Stored data entries:
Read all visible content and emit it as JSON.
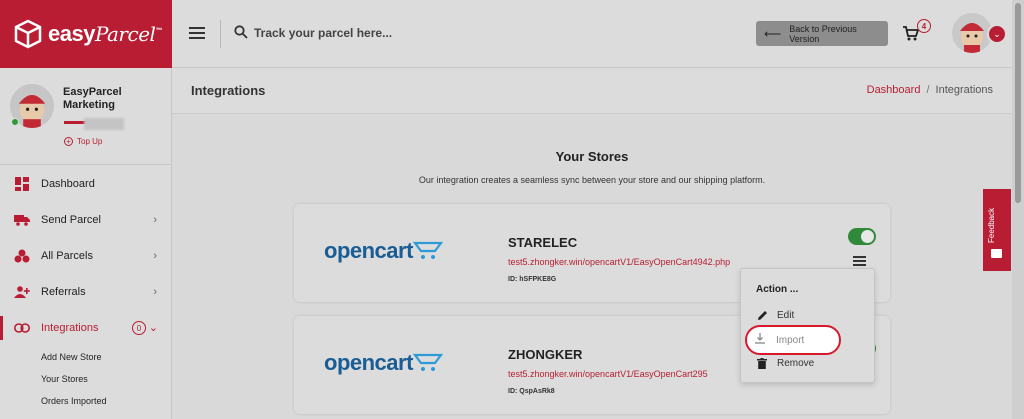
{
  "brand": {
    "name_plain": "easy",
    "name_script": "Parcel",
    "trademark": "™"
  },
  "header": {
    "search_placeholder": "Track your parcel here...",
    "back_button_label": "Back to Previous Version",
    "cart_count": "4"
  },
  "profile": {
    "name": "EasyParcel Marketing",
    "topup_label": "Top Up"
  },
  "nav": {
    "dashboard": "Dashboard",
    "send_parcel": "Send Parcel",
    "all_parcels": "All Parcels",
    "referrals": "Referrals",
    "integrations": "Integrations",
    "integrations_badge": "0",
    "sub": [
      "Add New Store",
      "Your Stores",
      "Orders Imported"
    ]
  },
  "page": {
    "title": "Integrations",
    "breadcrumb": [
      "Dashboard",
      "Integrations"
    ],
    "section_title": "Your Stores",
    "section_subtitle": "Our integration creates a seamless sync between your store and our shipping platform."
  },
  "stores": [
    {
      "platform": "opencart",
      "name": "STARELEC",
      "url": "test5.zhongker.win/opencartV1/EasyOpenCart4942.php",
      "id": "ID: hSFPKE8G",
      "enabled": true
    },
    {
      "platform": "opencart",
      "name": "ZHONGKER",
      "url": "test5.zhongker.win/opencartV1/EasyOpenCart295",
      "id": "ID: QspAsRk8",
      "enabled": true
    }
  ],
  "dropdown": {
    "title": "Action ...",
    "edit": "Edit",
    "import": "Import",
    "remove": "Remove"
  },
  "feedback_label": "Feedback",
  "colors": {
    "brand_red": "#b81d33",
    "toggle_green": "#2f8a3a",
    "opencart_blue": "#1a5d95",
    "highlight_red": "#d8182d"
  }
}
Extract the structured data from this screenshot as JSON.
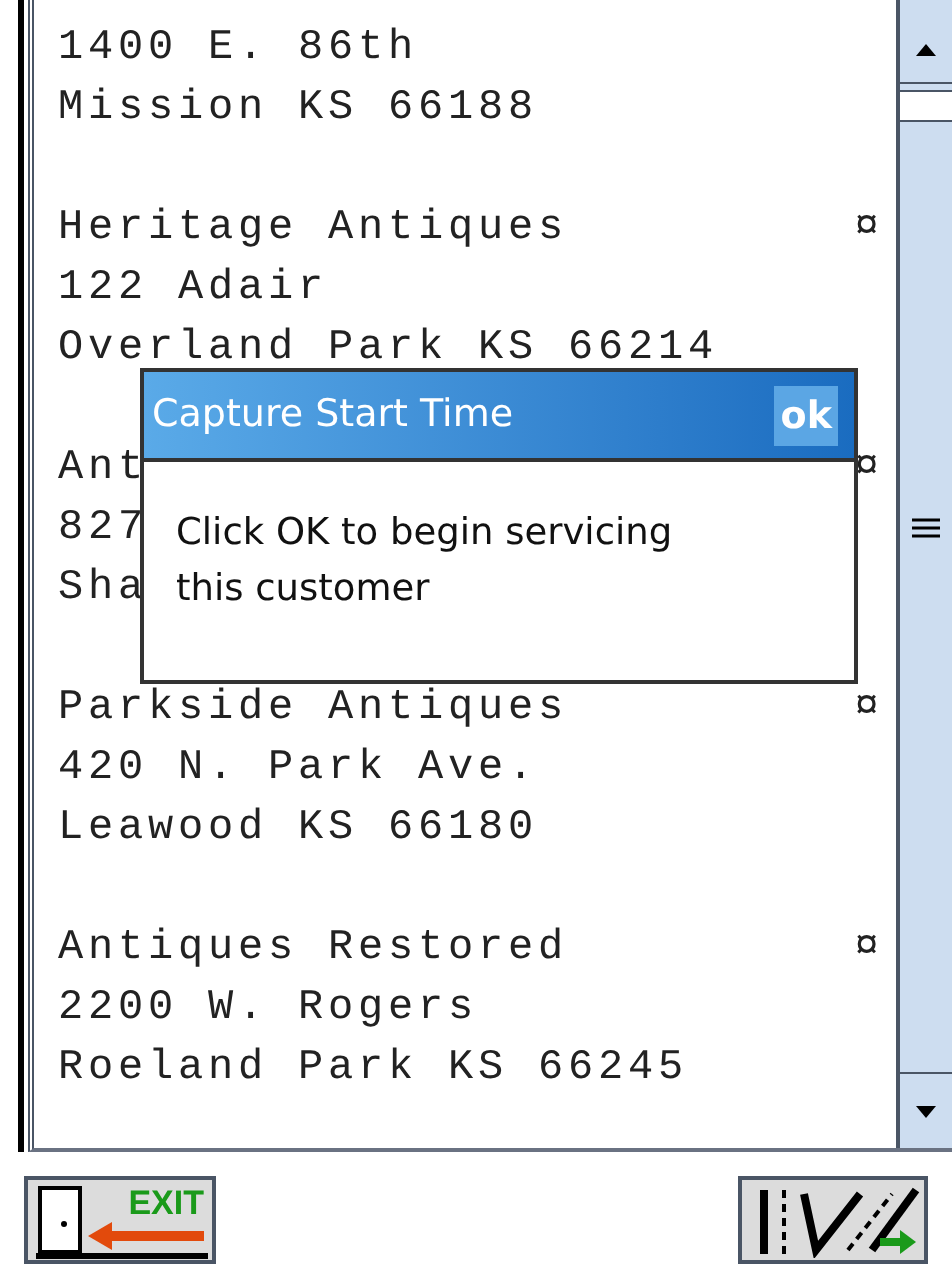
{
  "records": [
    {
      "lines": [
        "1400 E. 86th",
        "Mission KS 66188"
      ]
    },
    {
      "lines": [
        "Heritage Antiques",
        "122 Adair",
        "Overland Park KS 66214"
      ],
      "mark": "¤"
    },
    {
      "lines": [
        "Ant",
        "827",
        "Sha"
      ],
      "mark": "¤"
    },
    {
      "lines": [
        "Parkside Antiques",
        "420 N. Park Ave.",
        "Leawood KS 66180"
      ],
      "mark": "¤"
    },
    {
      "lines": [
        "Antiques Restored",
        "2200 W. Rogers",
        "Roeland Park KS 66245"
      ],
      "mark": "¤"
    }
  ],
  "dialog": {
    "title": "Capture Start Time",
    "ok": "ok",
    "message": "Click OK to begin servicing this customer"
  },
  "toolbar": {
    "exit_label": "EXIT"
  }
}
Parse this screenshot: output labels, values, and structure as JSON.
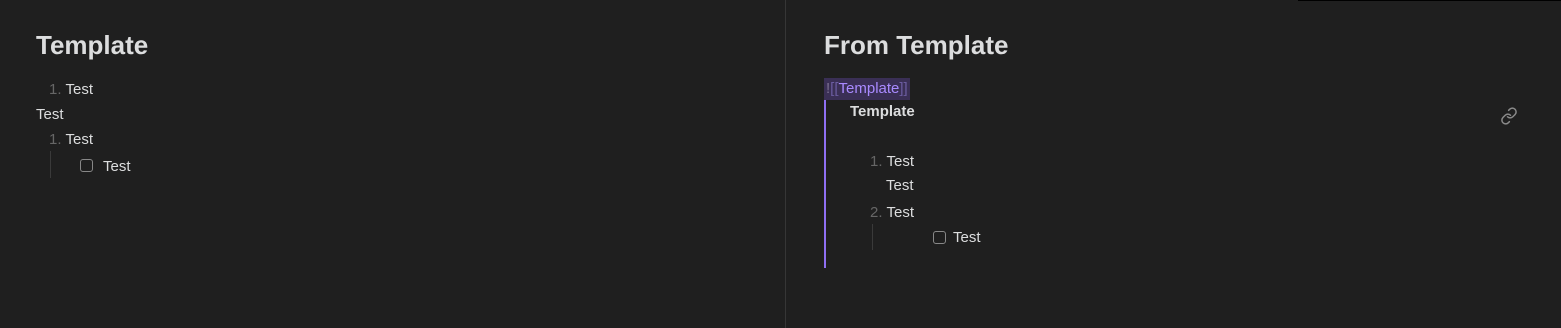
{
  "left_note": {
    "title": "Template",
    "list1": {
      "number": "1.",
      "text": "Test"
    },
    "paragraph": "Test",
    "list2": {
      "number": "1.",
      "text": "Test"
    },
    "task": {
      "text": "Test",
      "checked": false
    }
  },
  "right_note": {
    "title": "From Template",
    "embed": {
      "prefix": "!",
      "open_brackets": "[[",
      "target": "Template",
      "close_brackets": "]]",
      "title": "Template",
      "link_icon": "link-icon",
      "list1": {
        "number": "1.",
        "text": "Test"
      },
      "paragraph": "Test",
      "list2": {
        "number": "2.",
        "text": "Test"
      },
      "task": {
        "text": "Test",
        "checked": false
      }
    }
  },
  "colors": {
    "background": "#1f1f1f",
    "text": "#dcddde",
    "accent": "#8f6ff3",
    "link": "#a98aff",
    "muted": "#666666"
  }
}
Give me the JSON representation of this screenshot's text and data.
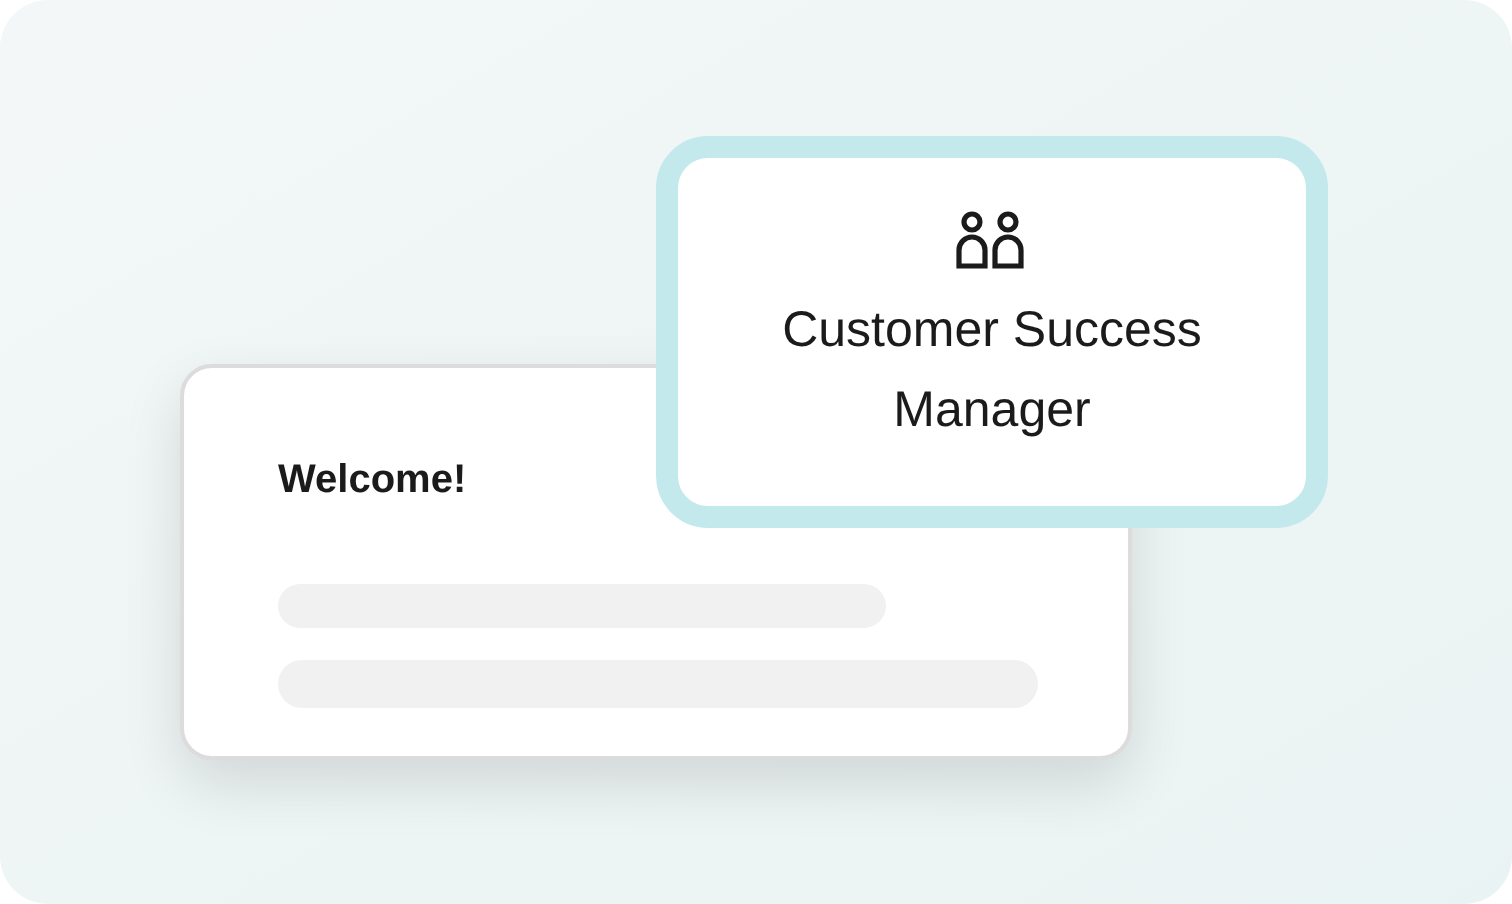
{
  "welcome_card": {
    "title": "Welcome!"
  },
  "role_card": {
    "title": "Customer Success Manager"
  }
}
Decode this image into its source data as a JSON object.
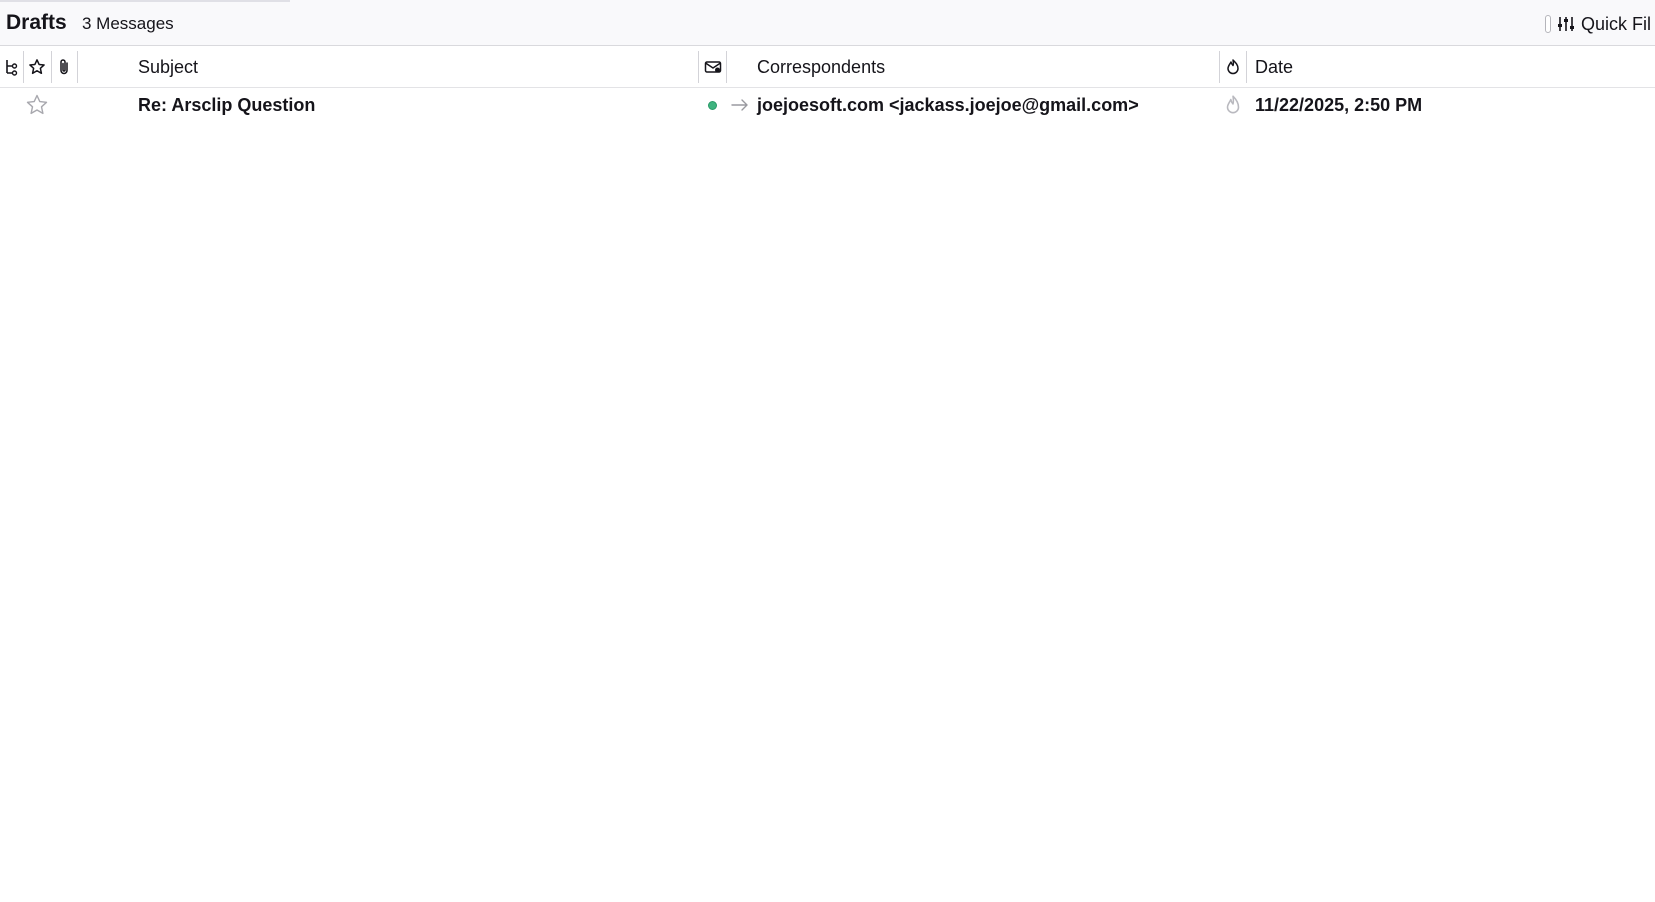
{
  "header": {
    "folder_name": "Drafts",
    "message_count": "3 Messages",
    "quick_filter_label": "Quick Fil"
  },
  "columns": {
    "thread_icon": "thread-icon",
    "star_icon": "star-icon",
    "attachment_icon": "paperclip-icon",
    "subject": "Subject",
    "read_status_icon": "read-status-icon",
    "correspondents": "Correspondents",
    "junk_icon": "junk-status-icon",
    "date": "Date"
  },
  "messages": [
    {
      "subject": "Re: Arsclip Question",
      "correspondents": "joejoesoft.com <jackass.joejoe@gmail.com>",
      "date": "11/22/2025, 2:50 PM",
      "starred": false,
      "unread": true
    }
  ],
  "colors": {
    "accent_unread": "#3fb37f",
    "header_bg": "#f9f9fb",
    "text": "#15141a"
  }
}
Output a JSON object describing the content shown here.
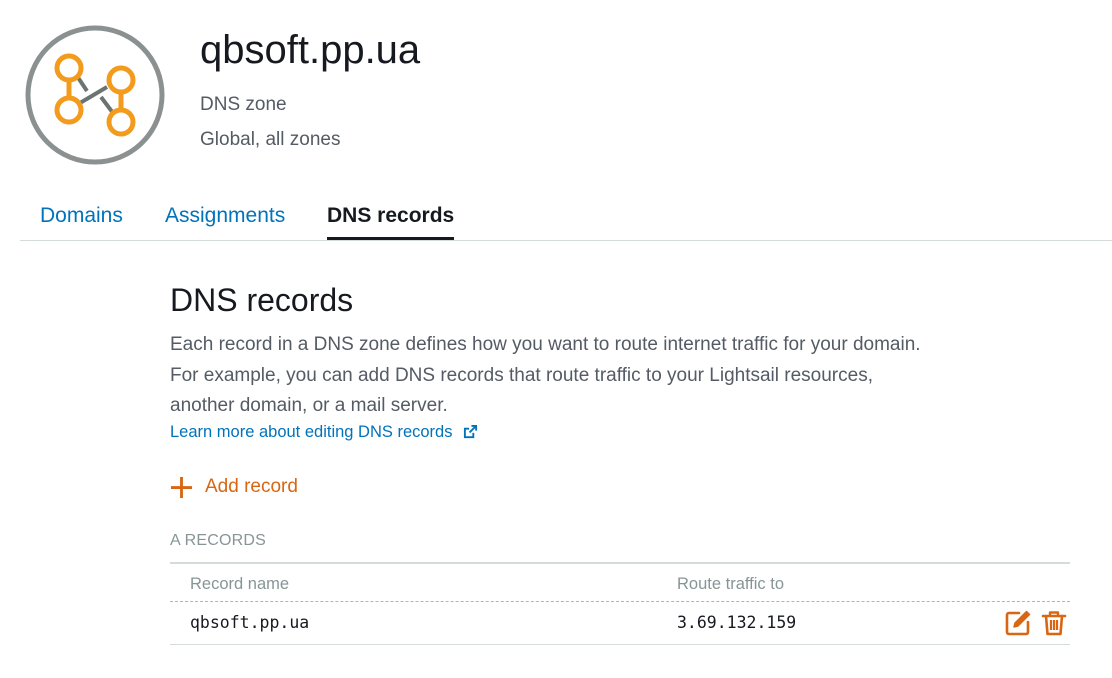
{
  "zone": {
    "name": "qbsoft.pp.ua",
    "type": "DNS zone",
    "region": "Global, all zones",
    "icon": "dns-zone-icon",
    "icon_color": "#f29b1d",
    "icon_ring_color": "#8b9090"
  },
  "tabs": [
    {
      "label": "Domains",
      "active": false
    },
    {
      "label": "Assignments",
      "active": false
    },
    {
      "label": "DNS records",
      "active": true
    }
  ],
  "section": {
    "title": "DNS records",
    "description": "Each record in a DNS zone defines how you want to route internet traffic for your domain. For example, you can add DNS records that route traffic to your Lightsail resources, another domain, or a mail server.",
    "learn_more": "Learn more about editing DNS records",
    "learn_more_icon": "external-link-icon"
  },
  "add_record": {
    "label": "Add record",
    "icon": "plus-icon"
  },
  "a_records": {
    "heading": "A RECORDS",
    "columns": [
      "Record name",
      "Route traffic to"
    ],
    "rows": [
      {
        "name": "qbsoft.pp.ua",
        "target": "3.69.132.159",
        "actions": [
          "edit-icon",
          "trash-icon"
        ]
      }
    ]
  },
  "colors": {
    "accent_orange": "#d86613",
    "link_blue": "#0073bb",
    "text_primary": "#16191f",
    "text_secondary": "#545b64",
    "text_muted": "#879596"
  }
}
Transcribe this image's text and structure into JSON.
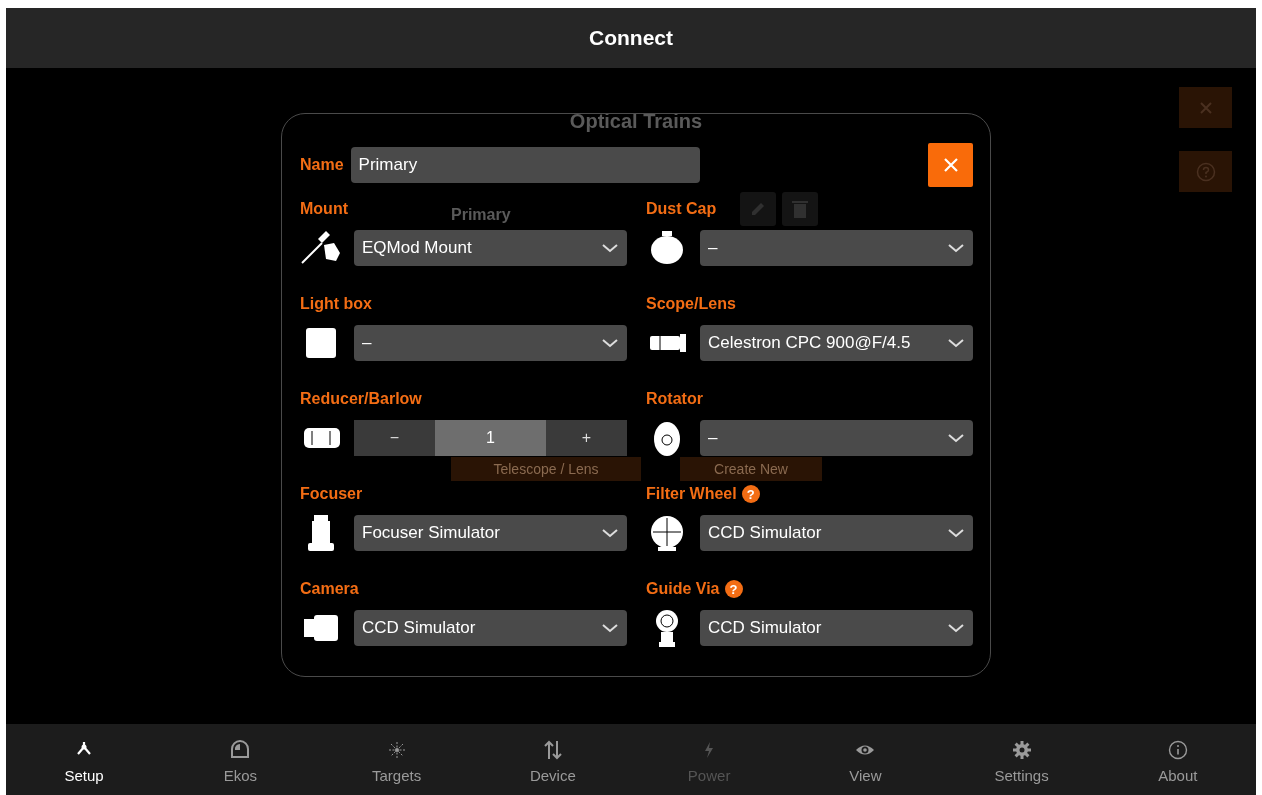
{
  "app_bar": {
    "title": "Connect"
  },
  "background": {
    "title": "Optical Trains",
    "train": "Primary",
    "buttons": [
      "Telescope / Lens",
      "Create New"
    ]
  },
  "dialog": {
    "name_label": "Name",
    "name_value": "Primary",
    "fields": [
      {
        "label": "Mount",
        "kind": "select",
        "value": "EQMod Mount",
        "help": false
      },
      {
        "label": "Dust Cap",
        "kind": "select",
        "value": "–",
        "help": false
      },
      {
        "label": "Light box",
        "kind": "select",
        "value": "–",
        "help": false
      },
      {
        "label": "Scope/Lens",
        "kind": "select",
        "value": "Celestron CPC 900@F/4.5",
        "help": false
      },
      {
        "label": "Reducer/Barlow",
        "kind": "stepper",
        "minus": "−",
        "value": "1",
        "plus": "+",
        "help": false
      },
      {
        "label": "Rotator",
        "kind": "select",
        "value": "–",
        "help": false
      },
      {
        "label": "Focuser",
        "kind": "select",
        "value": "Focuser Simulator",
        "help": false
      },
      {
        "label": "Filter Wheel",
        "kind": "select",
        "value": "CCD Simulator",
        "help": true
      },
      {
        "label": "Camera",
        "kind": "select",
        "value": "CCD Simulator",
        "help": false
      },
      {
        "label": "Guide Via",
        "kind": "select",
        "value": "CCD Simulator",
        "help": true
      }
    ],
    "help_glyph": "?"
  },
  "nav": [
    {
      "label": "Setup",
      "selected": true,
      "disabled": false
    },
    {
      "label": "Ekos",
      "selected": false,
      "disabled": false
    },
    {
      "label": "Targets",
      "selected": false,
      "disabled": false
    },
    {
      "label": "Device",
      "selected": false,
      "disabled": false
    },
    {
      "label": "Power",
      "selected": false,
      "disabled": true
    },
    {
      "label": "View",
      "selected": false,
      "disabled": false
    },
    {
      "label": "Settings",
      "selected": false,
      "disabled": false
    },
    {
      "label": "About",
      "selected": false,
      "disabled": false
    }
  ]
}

WHAT IS REQUIRED: From the entries above, extract every line where the word "status" appears.

EXERCISE RESPONSE:
    "read_status_icon": "read-status-icon",
    "junk_icon": "junk-status-icon",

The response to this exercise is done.